## begin

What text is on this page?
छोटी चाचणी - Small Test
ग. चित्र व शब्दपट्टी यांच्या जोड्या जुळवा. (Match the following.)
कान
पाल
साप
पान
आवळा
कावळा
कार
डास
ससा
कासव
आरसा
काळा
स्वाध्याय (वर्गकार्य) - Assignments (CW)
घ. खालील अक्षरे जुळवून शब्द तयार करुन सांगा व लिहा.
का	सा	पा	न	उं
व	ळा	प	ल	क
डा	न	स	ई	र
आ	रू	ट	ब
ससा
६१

## end
## begin

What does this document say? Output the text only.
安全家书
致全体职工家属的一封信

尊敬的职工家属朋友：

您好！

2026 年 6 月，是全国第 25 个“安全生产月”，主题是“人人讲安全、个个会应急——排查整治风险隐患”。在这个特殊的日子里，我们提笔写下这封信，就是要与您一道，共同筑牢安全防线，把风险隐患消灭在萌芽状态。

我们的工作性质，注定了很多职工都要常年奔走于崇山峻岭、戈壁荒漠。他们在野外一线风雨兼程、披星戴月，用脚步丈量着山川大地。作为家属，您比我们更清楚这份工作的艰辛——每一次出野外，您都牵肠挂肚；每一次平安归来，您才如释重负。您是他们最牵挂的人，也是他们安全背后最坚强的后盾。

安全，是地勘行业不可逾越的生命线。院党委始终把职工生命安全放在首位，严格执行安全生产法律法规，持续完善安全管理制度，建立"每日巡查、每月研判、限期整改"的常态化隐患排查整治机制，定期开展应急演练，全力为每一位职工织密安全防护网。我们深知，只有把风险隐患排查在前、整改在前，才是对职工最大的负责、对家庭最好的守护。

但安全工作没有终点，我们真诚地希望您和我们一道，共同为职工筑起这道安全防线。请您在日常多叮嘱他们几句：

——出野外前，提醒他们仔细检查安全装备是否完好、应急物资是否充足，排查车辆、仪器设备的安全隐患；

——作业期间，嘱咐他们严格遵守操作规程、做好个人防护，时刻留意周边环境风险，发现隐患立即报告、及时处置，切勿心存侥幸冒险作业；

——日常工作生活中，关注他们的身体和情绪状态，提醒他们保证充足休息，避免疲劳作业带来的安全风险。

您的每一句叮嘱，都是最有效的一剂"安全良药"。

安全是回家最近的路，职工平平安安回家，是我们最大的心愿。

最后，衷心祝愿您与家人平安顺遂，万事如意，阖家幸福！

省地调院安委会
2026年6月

## end

Collect each line holding the string "What".

What text is on this page?
What does this document say? Output the text only.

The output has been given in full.